** Start AVAILABLE DATA **

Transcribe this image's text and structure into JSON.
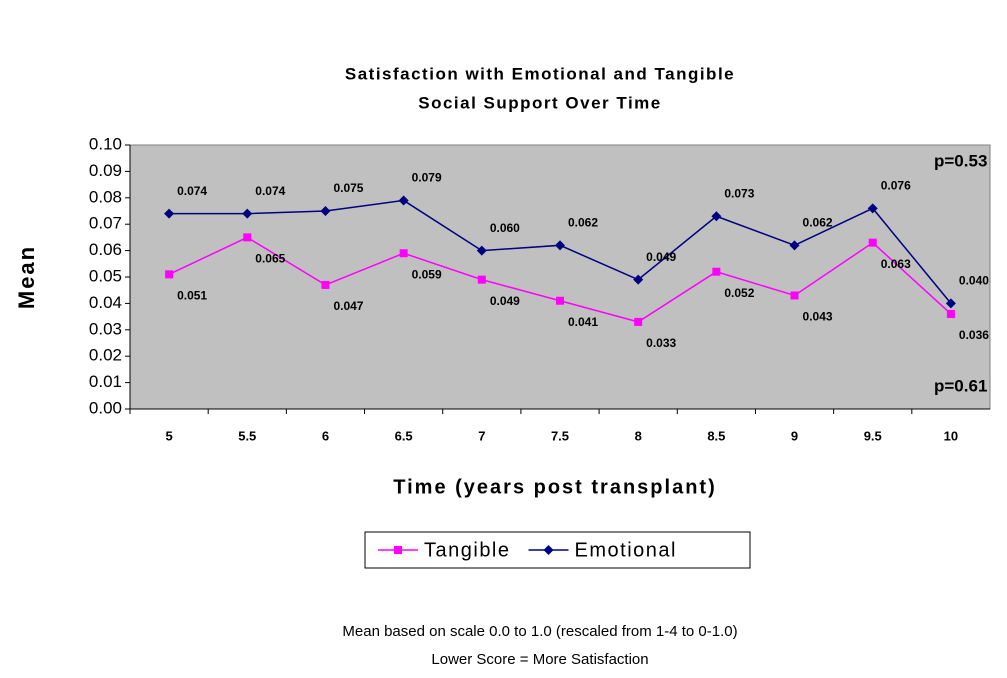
{
  "chart_data": {
    "type": "line",
    "title": [
      "Satisfaction with Emotional and Tangible",
      "Social Support Over Time"
    ],
    "x_label": "Time (years post transplant)",
    "y_label": "Mean",
    "categories": [
      "5",
      "5.5",
      "6",
      "6.5",
      "7",
      "7.5",
      "8",
      "8.5",
      "9",
      "9.5",
      "10"
    ],
    "series": [
      {
        "name": "Tangible",
        "color": "#ff00ff",
        "marker": "square",
        "values": [
          0.051,
          0.065,
          0.047,
          0.059,
          0.049,
          0.041,
          0.033,
          0.052,
          0.043,
          0.063,
          0.036
        ],
        "value_labels": [
          "0.051",
          "0.065",
          "0.047",
          "0.059",
          "0.049",
          "0.041",
          "0.033",
          "0.052",
          "0.043",
          "0.063",
          "0.036"
        ]
      },
      {
        "name": "Emotional",
        "color": "#000080",
        "marker": "diamond",
        "values": [
          0.074,
          0.074,
          0.075,
          0.079,
          0.06,
          0.062,
          0.049,
          0.073,
          0.062,
          0.076,
          0.04
        ],
        "value_labels": [
          "0.074",
          "0.074",
          "0.075",
          "0.079",
          "0.060",
          "0.062",
          "0.049",
          "0.073",
          "0.062",
          "0.076",
          "0.040"
        ]
      }
    ],
    "ylim": [
      0,
      0.1
    ],
    "yticks": [
      {
        "value": 0,
        "label": "0.00"
      },
      {
        "value": 0.01,
        "label": "0.01"
      },
      {
        "value": 0.02,
        "label": "0.02"
      },
      {
        "value": 0.03,
        "label": "0.03"
      },
      {
        "value": 0.04,
        "label": "0.04"
      },
      {
        "value": 0.05,
        "label": "0.05"
      },
      {
        "value": 0.06,
        "label": "0.06"
      },
      {
        "value": 0.07,
        "label": "0.07"
      },
      {
        "value": 0.08,
        "label": "0.08"
      },
      {
        "value": 0.09,
        "label": "0.09"
      },
      {
        "value": 0.1,
        "label": "0.10"
      }
    ],
    "annotations": [
      {
        "text": "p=0.53",
        "color": "#333399"
      },
      {
        "text": "p=0.61",
        "color": "#ff33cc"
      }
    ],
    "footnotes": [
      "Mean based on scale 0.0 to 1.0 (rescaled from 1-4 to 0-1.0)",
      "Lower Score = More Satisfaction"
    ],
    "plot_background": "#c0c0c0",
    "legend": "bottom"
  }
}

** End AVAILABLE DATA **

▶ _EXERCISE OBJECTIVE_: Copy the data exactly. Any picture it contains is to be omitted.

▶ _RESULT OF THIS EXERCISE_:
Transcribe this image's text and structure into JSON.
{
  "chart_data": {
    "type": "line",
    "title": [
      "Satisfaction with Emotional and Tangible",
      "Social Support Over Time"
    ],
    "x_label": "Time (years post transplant)",
    "y_label": "Mean",
    "categories": [
      "5",
      "5.5",
      "6",
      "6.5",
      "7",
      "7.5",
      "8",
      "8.5",
      "9",
      "9.5",
      "10"
    ],
    "series": [
      {
        "name": "Tangible",
        "color": "#ff00ff",
        "marker": "square",
        "values": [
          0.051,
          0.065,
          0.047,
          0.059,
          0.049,
          0.041,
          0.033,
          0.052,
          0.043,
          0.063,
          0.036
        ],
        "value_labels": [
          "0.051",
          "0.065",
          "0.047",
          "0.059",
          "0.049",
          "0.041",
          "0.033",
          "0.052",
          "0.043",
          "0.063",
          "0.036"
        ]
      },
      {
        "name": "Emotional",
        "color": "#000080",
        "marker": "diamond",
        "values": [
          0.074,
          0.074,
          0.075,
          0.079,
          0.06,
          0.062,
          0.049,
          0.073,
          0.062,
          0.076,
          0.04
        ],
        "value_labels": [
          "0.074",
          "0.074",
          "0.075",
          "0.079",
          "0.060",
          "0.062",
          "0.049",
          "0.073",
          "0.062",
          "0.076",
          "0.040"
        ]
      }
    ],
    "ylim": [
      0,
      0.1
    ],
    "yticks": [
      {
        "value": 0,
        "label": "0.00"
      },
      {
        "value": 0.01,
        "label": "0.01"
      },
      {
        "value": 0.02,
        "label": "0.02"
      },
      {
        "value": 0.03,
        "label": "0.03"
      },
      {
        "value": 0.04,
        "label": "0.04"
      },
      {
        "value": 0.05,
        "label": "0.05"
      },
      {
        "value": 0.06,
        "label": "0.06"
      },
      {
        "value": 0.07,
        "label": "0.07"
      },
      {
        "value": 0.08,
        "label": "0.08"
      },
      {
        "value": 0.09,
        "label": "0.09"
      },
      {
        "value": 0.1,
        "label": "0.10"
      }
    ],
    "annotations": [
      {
        "text": "p=0.53",
        "color": "#333399"
      },
      {
        "text": "p=0.61",
        "color": "#ff33cc"
      }
    ],
    "footnotes": [
      "Mean based on scale 0.0 to 1.0 (rescaled from 1-4 to 0-1.0)",
      "Lower Score = More Satisfaction"
    ],
    "plot_background": "#c0c0c0",
    "legend": "bottom"
  }
}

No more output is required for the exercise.